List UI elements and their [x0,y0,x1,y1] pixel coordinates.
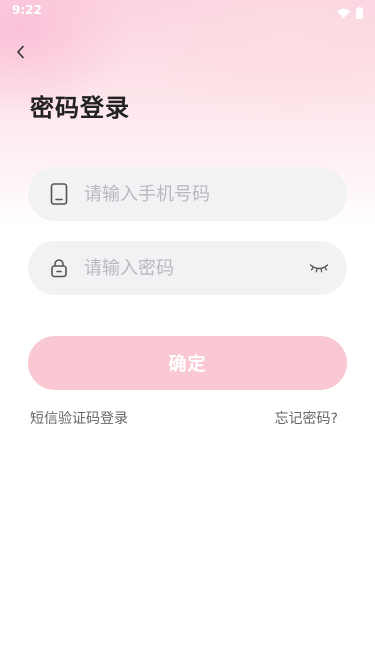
eye-closed-icon[interactable] [307,258,331,278]
chevron-left-icon [16,44,26,63]
phone-icon [48,182,70,206]
status-bar: 9:22 [0,0,375,22]
back-button[interactable] [10,42,32,64]
sms-login-link[interactable]: 短信验证码登录 [30,408,128,428]
wifi-icon [337,4,350,23]
lock-icon [48,256,70,280]
password-input[interactable] [84,241,304,295]
page-title: 密码登录 [30,94,130,122]
battery-icon [356,4,363,23]
phone-field[interactable] [28,167,347,221]
forgot-password-link[interactable]: 忘记密码? [275,408,338,428]
phone-input[interactable] [84,167,304,221]
password-field[interactable] [28,241,347,295]
status-icons [337,4,363,23]
confirm-button[interactable]: 确定 [28,336,347,390]
status-time: 9:22 [12,3,42,17]
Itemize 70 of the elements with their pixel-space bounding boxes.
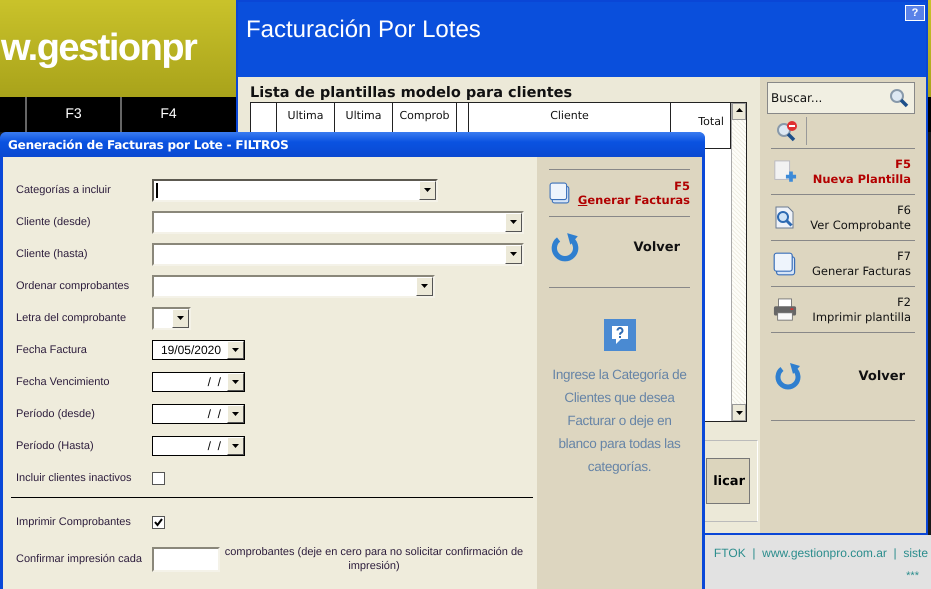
field-label: Imprimir Comprobantes <box>16 516 132 528</box>
caret-icon <box>510 252 517 256</box>
circular-arrow-icon <box>773 362 803 392</box>
help-text: Ingrese la Categoría de Clientes que desea Facturar o deje en blanco para todas las categorías. <box>551 366 688 476</box>
action-button[interactable]: F5 Generar Facturas <box>549 170 690 217</box>
status-note: *** <box>906 570 919 582</box>
caret-icon <box>421 284 428 288</box>
dropdown-field[interactable] <box>152 178 438 202</box>
input-field[interactable] <box>152 546 220 572</box>
column-header[interactable]: Cliente <box>550 109 589 122</box>
field-label: Letra del comprobante <box>16 312 128 324</box>
function-key-label: F4 <box>160 105 177 121</box>
field-label: Ordenar comprobantes <box>16 280 130 292</box>
scrollbar[interactable] <box>731 103 746 421</box>
caret-icon <box>736 108 742 112</box>
function-key-label: F3 <box>65 105 82 121</box>
caret-icon <box>510 220 517 224</box>
help-button[interactable]: ? <box>905 5 925 21</box>
search-field[interactable]: Buscar... <box>767 82 915 114</box>
date-field[interactable]: / / <box>152 436 245 456</box>
date-field[interactable]: / / <box>152 404 245 424</box>
pages-icon <box>773 252 797 276</box>
window-title: Facturación Por Lotes <box>246 16 481 44</box>
dialog-title: Generación de Facturas por Lote - FILTROS <box>8 138 289 152</box>
list-title: Lista de plantillas modelo para clientes <box>250 85 574 102</box>
dropdown-field[interactable] <box>152 274 435 298</box>
clear-search-icon[interactable] <box>776 120 798 142</box>
field-label: Fecha Factura <box>16 344 88 356</box>
caret-icon <box>232 348 239 352</box>
back-button[interactable]: Volver <box>549 217 690 288</box>
checkbox[interactable] <box>152 516 165 528</box>
dropdown-field[interactable] <box>152 242 524 266</box>
status-links: FTOK | www.gestionpro.com.ar | siste <box>714 546 928 560</box>
column-header[interactable]: Ultima <box>288 109 324 122</box>
apply-button[interactable]: licar <box>706 458 750 504</box>
caret-icon <box>736 410 742 414</box>
field-label: Período (desde) <box>16 408 96 420</box>
column-header[interactable]: Comprob <box>399 109 450 122</box>
column-header[interactable]: Ultima <box>346 109 382 122</box>
action-button[interactable]: F2 Imprimir plantilla <box>771 287 915 333</box>
printer-icon <box>773 298 797 322</box>
field-label: Incluir clientes inactivos <box>16 472 133 484</box>
checkbox[interactable] <box>152 472 165 484</box>
caret-icon <box>232 380 239 384</box>
dropdown-field[interactable] <box>152 210 524 234</box>
field-label: Confirmar impresión cada <box>16 553 143 565</box>
help-icon <box>604 319 636 351</box>
field-label: Categorías a incluir <box>16 184 112 196</box>
back-button[interactable]: Volver <box>771 333 915 421</box>
search-icon <box>889 88 909 108</box>
circular-arrow-icon <box>549 232 581 264</box>
action-button[interactable]: F6 Ver Comprobante <box>771 195 915 241</box>
pages-icon <box>549 182 571 204</box>
banner-text: w.gestionpr <box>1 27 196 70</box>
field-label: Cliente (desde) <box>16 216 92 228</box>
field-label: Fecha Vencimiento <box>16 376 111 388</box>
caret-icon <box>424 188 431 192</box>
column-header[interactable]: Total <box>698 115 724 128</box>
action-button[interactable]: F7 Generar Facturas <box>771 241 915 287</box>
dropdown-field[interactable] <box>152 306 191 330</box>
caret-icon <box>232 444 239 448</box>
field-label: Cliente (hasta) <box>16 248 89 260</box>
action-button[interactable]: F5 Nueva Plantilla <box>771 149 915 195</box>
field-note: comprobantes (deje en cero para no solicitar confirmación de impresión) <box>224 545 524 573</box>
new-document-icon <box>773 160 797 184</box>
field-label: Período (Hasta) <box>16 440 95 452</box>
caret-icon <box>232 412 239 416</box>
date-field[interactable]: 19/05/2020 <box>152 340 245 360</box>
date-field[interactable]: / / <box>152 372 245 392</box>
caret-icon <box>177 316 184 320</box>
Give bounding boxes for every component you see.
--------------------------------
TASK INSTRUCTIONS: Render every line of the items above as a JSON list of strings, one string per line, with blank lines dropped and the pictures left out.

EXERCISE RESULT:
[
  "List UI elements and their [x0,y0,x1,y1] pixel coordinates.",
  "eye-closed-icon[interactable] [307,258,331,278]",
  "chevron-left-icon [16,44,26,63]",
  "phone-icon [48,182,70,206]",
  "status-bar: 9:22 [0,0,375,22]",
  "back-button[interactable] [10,42,32,64]",
  "sms-login-link[interactable]: 短信验证码登录 [30,408,128,428]",
  "wifi-icon [337,4,350,23]",
  "lock-icon [48,256,70,280]",
  "password-input[interactable] [84,241,304,295]",
  "page-title: 密码登录 [30,94,130,122]",
  "battery-icon [356,4,363,23]",
  "phone-field[interactable] [28,167,347,221]",
  "forgot-password-link[interactable]: 忘记密码? [275,408,338,428]",
  "phone-input[interactable] [84,167,304,221]",
  "password-field[interactable] [28,241,347,295]",
  "status-icons [337,4,363,23]",
  "confirm-button[interactable]: 确定 [28,336,347,390]",
  "status-time: 9:22 [12,3,42,17]",
  "Itemize 70 of the elements with their pixel-space bounding boxes.",
  "field-label: Imprimir Comprobantes <box>16 516 132 528</box>",
  "caret-icon <box>510 252 517 256</box>",
  "circular-arrow-icon <box>773 362 803 392</box>",
  "help-text: Ingrese la Categoría de Clientes que desea Facturar o deje en blanco para todas las categorías. <box>551 366 688 476</box>",
  "action-button[interactable]: F5 Generar Facturas <box>549 170 690 217</box>",
  "status-note: *** <box>906 570 919 582</box>",
  "caret-icon <box>421 284 428 288</box>",
  "dropdown-field[interactable] <box>152 178 438 202</box>",
  "input-field[interactable] <box>152 546 220 572</box>",
  "column-header[interactable]: Cliente <box>550 109 589 122</box>",
  "field-label: Letra del comprobante <box>16 312 128 324</box>",
  "function-key-label: F4 <box>160 105 177 121</box>",
  "field-label: Ordenar comprobantes <box>16 280 130 292</box>",
  "scrollbar[interactable] <box>731 103 746 421</box>",
  "caret-icon <box>736 108 742 112</box>",
  "function-key-label: F3 <box>65 105 82 121</box>",
  "caret-icon <box>510 220 517 224</box>",
  "help-button[interactable]: ? <box>905 5 925 21</box>",
  "search-field[interactable]: Buscar... <box>767 82 915 114</box>",
  "date-field[interactable]: / / <box>152 436 245 456</box>",
  "date-field[interactable]: / / <box>152 404 245 424</box>",
  "pages-icon <box>773 252 797 276</box>",
  "window-title: Facturación Por Lotes <box>246 16 481 44</box>",
  "dialog-title: Generación de Facturas por Lote - FILTROS <box>8 138 289 152</box>",
  "list-title: Lista de plantillas modelo para clientes <box>250 85 574 102</box>",
  "dropdown-field[interactable] <box>152 274 435 298</box>",
  "clear-search-icon[interactable] <box>776 120 798 142</box>",
  "field-label: Fecha Factura <box>16 344 88 356</box>",
  "caret-icon <box>232 348 239 352</box>",
  "back-button[interactable]: Volver <box>549 217 690 288</box>",
  "checkbox[interactable] <box>152 516 165 528</box>",
  "dropdown-field[interactable] <box>152 242 524 266</box>",
  "status-links: FTOK | www.gestionpro.com.ar | siste <box>714 546 928 560</box>",
  "column-header[interactable]: Ultima <box>288 109 324 122</box>",
  "apply-button[interactable]: licar <box>706 458 750 504</box>",
  "caret-icon <box>736 410 742 414</box>",
  "field-label: Período (desde) <box>16 408 96 420</box>",
  "column-header[interactable]: Comprob <box>399 109 450 122</box>",
  "column-header[interactable]: Ultima <box>346 109 382 122</box>",
  "action-button[interactable]: F2 Imprimir plantilla <box>771 287 915 333</box>",
  "printer-icon <box>773 298 797 322</box>",
  "field-label: Incluir clientes inactivos <box>16 472 133 484</box>",
  "checkbox[interactable] <box>152 472 165 484</box>",
  "caret-icon <box>232 380 239 384</box>",
  "dropdown-field[interactable] <box>152 210 524 234</box>",
  "field-label: Confirmar impresión cada <box>16 553 143 565</box>",
  "help-icon <box>604 319 636 351</box>",
  "field-label: Categorías a incluir <box>16 184 112 196</box>",
  "back-button[interactable]: Volver <box>771 333 915 421</box>",
  "search-icon <box>889 88 909 108</box>",
  "circular-arrow-icon <box>549 232 581 264</box>",
  "action-button[interactable]: F6 Ver Comprobante <box>771 195 915 241</box>",
  "pages-icon <box>549 182 571 204</box>",
  "banner-text: w.gestionpr <box>1 27 196 70</box>",
  "field-label: Cliente (desde) <box>16 216 92 228</box>",
  "field-label: Fecha Vencimiento <box>16 376 111 388</box>",
  "caret-icon <box>424 188 431 192</box>",
  "column-header[interactable]: Total <box>698 115 724 128</box>",
  "action-button[interactable]: F7 Generar Facturas <box>771 241 915 287</box>",
  "dropdown-field[interactable] <box>152 306 191 330</box>",
  "caret-icon <box>232 444 239 448</box>",
  "field-label: Cliente (hasta) <box>16 248 89 260</box>",
  "action-button[interactable]: F5 Nueva Plantilla <box>771 149 915 195</box>",
  "field-note: comprobantes (deje en cero para no solicitar confirmación de impresión) <box>224 545 524 573</box>",
  "new-document-icon <box>773 160 797 184</box>",
  "field-label: Período (Hasta) <box>16 440 95 452</box>",
  "caret-icon <box>232 412 239 416</box>",
  "date-field[interactable]: 19/05/2020 <box>152 340 245 360</box>",
  "date-field[interactable]: / / <box>152 372 245 392</box>",
  "caret-icon <box>177 316 184 320</box>",
  "Give bounding boxes for every component you see."
]